**PROBLEM**
Do not copy the pictures; transcribe all other material exactly.

Data items:
........
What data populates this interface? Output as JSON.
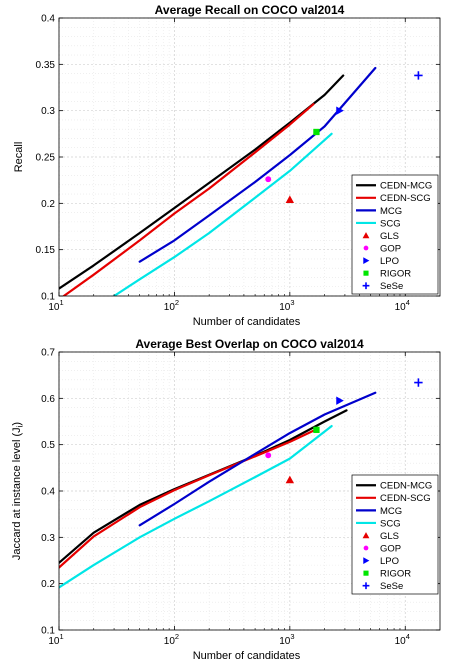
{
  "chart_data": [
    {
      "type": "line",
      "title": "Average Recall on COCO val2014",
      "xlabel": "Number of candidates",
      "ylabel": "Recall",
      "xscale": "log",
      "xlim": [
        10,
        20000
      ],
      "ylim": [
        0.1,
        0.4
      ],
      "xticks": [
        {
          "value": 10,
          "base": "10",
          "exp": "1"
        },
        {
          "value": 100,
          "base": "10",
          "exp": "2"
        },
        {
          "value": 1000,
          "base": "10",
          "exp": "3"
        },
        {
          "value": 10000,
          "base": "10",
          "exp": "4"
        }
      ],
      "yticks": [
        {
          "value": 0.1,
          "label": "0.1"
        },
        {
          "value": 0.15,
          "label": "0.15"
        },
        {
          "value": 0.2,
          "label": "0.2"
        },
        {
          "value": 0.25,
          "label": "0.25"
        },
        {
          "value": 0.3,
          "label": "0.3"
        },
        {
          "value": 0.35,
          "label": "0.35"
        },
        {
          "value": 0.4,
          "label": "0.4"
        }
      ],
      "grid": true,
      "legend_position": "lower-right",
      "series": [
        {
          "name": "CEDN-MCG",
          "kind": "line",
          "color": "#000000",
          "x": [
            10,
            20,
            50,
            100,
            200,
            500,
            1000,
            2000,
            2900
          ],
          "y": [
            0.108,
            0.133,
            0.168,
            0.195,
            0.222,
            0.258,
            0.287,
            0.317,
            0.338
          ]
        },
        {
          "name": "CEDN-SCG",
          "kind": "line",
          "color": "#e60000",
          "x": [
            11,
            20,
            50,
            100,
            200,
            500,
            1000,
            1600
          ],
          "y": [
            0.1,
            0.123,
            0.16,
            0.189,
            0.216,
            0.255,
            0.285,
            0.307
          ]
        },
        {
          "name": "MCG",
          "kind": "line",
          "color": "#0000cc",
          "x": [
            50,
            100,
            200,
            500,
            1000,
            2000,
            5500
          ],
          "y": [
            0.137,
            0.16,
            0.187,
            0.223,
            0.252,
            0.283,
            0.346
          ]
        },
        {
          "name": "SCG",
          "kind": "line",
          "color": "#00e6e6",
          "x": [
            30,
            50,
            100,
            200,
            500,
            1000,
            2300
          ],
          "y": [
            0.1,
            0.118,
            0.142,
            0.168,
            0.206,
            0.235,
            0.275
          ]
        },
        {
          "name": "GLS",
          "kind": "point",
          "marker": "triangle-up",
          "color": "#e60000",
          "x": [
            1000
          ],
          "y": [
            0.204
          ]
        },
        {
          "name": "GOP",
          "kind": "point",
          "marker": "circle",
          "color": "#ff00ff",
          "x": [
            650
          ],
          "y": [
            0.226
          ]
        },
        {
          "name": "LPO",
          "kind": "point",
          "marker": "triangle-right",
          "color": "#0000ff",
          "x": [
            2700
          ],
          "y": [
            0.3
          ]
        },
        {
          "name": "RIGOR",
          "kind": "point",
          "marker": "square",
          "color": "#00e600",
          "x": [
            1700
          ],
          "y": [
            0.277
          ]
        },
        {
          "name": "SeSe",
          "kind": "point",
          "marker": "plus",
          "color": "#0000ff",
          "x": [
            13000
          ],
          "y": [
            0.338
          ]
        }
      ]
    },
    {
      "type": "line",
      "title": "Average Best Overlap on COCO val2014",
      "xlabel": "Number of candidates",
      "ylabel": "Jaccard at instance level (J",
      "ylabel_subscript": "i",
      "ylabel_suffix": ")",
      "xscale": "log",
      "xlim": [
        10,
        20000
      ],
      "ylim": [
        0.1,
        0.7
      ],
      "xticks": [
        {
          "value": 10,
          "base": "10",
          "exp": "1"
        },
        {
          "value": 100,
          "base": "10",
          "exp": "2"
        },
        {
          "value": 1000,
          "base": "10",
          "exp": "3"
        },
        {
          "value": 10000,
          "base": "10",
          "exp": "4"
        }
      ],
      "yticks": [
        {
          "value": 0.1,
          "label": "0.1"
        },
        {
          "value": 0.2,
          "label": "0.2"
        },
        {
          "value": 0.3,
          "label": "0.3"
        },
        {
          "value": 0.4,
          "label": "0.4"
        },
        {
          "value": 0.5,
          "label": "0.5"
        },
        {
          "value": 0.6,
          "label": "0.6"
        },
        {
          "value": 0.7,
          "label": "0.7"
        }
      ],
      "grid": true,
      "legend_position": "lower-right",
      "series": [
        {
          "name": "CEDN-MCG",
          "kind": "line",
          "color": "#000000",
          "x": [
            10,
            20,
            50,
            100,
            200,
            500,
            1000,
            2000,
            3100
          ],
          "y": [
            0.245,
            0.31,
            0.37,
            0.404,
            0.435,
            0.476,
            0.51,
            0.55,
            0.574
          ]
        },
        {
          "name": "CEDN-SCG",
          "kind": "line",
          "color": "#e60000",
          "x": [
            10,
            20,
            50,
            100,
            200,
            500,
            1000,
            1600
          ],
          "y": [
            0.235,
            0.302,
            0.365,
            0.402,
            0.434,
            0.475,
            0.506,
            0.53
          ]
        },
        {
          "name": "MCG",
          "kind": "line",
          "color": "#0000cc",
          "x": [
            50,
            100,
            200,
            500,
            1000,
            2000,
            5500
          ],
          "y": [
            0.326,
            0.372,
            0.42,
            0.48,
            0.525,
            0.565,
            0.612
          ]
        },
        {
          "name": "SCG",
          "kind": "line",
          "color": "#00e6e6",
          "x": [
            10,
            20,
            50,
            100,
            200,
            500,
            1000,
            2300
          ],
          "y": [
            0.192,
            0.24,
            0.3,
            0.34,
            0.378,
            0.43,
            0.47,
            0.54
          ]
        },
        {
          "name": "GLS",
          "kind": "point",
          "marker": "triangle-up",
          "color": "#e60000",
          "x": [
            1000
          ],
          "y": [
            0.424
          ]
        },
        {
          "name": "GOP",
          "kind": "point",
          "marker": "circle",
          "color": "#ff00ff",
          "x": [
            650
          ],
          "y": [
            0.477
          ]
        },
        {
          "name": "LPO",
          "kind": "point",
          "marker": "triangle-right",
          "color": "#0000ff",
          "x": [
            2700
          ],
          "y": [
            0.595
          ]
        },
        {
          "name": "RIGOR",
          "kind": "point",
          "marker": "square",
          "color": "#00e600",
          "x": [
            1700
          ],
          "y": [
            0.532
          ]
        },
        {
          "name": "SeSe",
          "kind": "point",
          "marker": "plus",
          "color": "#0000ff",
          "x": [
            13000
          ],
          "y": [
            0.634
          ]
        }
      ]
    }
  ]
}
........
**TASK ANSWER**
What data populates this interface? Output as JSON.
{
  "chart_data": [
    {
      "type": "line",
      "title": "Average Recall on COCO val2014",
      "xlabel": "Number of candidates",
      "ylabel": "Recall",
      "xscale": "log",
      "xlim": [
        10,
        20000
      ],
      "ylim": [
        0.1,
        0.4
      ],
      "xticks": [
        {
          "value": 10,
          "base": "10",
          "exp": "1"
        },
        {
          "value": 100,
          "base": "10",
          "exp": "2"
        },
        {
          "value": 1000,
          "base": "10",
          "exp": "3"
        },
        {
          "value": 10000,
          "base": "10",
          "exp": "4"
        }
      ],
      "yticks": [
        {
          "value": 0.1,
          "label": "0.1"
        },
        {
          "value": 0.15,
          "label": "0.15"
        },
        {
          "value": 0.2,
          "label": "0.2"
        },
        {
          "value": 0.25,
          "label": "0.25"
        },
        {
          "value": 0.3,
          "label": "0.3"
        },
        {
          "value": 0.35,
          "label": "0.35"
        },
        {
          "value": 0.4,
          "label": "0.4"
        }
      ],
      "grid": true,
      "legend_position": "lower-right",
      "series": [
        {
          "name": "CEDN-MCG",
          "kind": "line",
          "color": "#000000",
          "x": [
            10,
            20,
            50,
            100,
            200,
            500,
            1000,
            2000,
            2900
          ],
          "y": [
            0.108,
            0.133,
            0.168,
            0.195,
            0.222,
            0.258,
            0.287,
            0.317,
            0.338
          ]
        },
        {
          "name": "CEDN-SCG",
          "kind": "line",
          "color": "#e60000",
          "x": [
            11,
            20,
            50,
            100,
            200,
            500,
            1000,
            1600
          ],
          "y": [
            0.1,
            0.123,
            0.16,
            0.189,
            0.216,
            0.255,
            0.285,
            0.307
          ]
        },
        {
          "name": "MCG",
          "kind": "line",
          "color": "#0000cc",
          "x": [
            50,
            100,
            200,
            500,
            1000,
            2000,
            5500
          ],
          "y": [
            0.137,
            0.16,
            0.187,
            0.223,
            0.252,
            0.283,
            0.346
          ]
        },
        {
          "name": "SCG",
          "kind": "line",
          "color": "#00e6e6",
          "x": [
            30,
            50,
            100,
            200,
            500,
            1000,
            2300
          ],
          "y": [
            0.1,
            0.118,
            0.142,
            0.168,
            0.206,
            0.235,
            0.275
          ]
        },
        {
          "name": "GLS",
          "kind": "point",
          "marker": "triangle-up",
          "color": "#e60000",
          "x": [
            1000
          ],
          "y": [
            0.204
          ]
        },
        {
          "name": "GOP",
          "kind": "point",
          "marker": "circle",
          "color": "#ff00ff",
          "x": [
            650
          ],
          "y": [
            0.226
          ]
        },
        {
          "name": "LPO",
          "kind": "point",
          "marker": "triangle-right",
          "color": "#0000ff",
          "x": [
            2700
          ],
          "y": [
            0.3
          ]
        },
        {
          "name": "RIGOR",
          "kind": "point",
          "marker": "square",
          "color": "#00e600",
          "x": [
            1700
          ],
          "y": [
            0.277
          ]
        },
        {
          "name": "SeSe",
          "kind": "point",
          "marker": "plus",
          "color": "#0000ff",
          "x": [
            13000
          ],
          "y": [
            0.338
          ]
        }
      ]
    },
    {
      "type": "line",
      "title": "Average Best Overlap on COCO val2014",
      "xlabel": "Number of candidates",
      "ylabel": "Jaccard at instance level (J",
      "ylabel_subscript": "i",
      "ylabel_suffix": ")",
      "xscale": "log",
      "xlim": [
        10,
        20000
      ],
      "ylim": [
        0.1,
        0.7
      ],
      "xticks": [
        {
          "value": 10,
          "base": "10",
          "exp": "1"
        },
        {
          "value": 100,
          "base": "10",
          "exp": "2"
        },
        {
          "value": 1000,
          "base": "10",
          "exp": "3"
        },
        {
          "value": 10000,
          "base": "10",
          "exp": "4"
        }
      ],
      "yticks": [
        {
          "value": 0.1,
          "label": "0.1"
        },
        {
          "value": 0.2,
          "label": "0.2"
        },
        {
          "value": 0.3,
          "label": "0.3"
        },
        {
          "value": 0.4,
          "label": "0.4"
        },
        {
          "value": 0.5,
          "label": "0.5"
        },
        {
          "value": 0.6,
          "label": "0.6"
        },
        {
          "value": 0.7,
          "label": "0.7"
        }
      ],
      "grid": true,
      "legend_position": "lower-right",
      "series": [
        {
          "name": "CEDN-MCG",
          "kind": "line",
          "color": "#000000",
          "x": [
            10,
            20,
            50,
            100,
            200,
            500,
            1000,
            2000,
            3100
          ],
          "y": [
            0.245,
            0.31,
            0.37,
            0.404,
            0.435,
            0.476,
            0.51,
            0.55,
            0.574
          ]
        },
        {
          "name": "CEDN-SCG",
          "kind": "line",
          "color": "#e60000",
          "x": [
            10,
            20,
            50,
            100,
            200,
            500,
            1000,
            1600
          ],
          "y": [
            0.235,
            0.302,
            0.365,
            0.402,
            0.434,
            0.475,
            0.506,
            0.53
          ]
        },
        {
          "name": "MCG",
          "kind": "line",
          "color": "#0000cc",
          "x": [
            50,
            100,
            200,
            500,
            1000,
            2000,
            5500
          ],
          "y": [
            0.326,
            0.372,
            0.42,
            0.48,
            0.525,
            0.565,
            0.612
          ]
        },
        {
          "name": "SCG",
          "kind": "line",
          "color": "#00e6e6",
          "x": [
            10,
            20,
            50,
            100,
            200,
            500,
            1000,
            2300
          ],
          "y": [
            0.192,
            0.24,
            0.3,
            0.34,
            0.378,
            0.43,
            0.47,
            0.54
          ]
        },
        {
          "name": "GLS",
          "kind": "point",
          "marker": "triangle-up",
          "color": "#e60000",
          "x": [
            1000
          ],
          "y": [
            0.424
          ]
        },
        {
          "name": "GOP",
          "kind": "point",
          "marker": "circle",
          "color": "#ff00ff",
          "x": [
            650
          ],
          "y": [
            0.477
          ]
        },
        {
          "name": "LPO",
          "kind": "point",
          "marker": "triangle-right",
          "color": "#0000ff",
          "x": [
            2700
          ],
          "y": [
            0.595
          ]
        },
        {
          "name": "RIGOR",
          "kind": "point",
          "marker": "square",
          "color": "#00e600",
          "x": [
            1700
          ],
          "y": [
            0.532
          ]
        },
        {
          "name": "SeSe",
          "kind": "point",
          "marker": "plus",
          "color": "#0000ff",
          "x": [
            13000
          ],
          "y": [
            0.634
          ]
        }
      ]
    }
  ]
}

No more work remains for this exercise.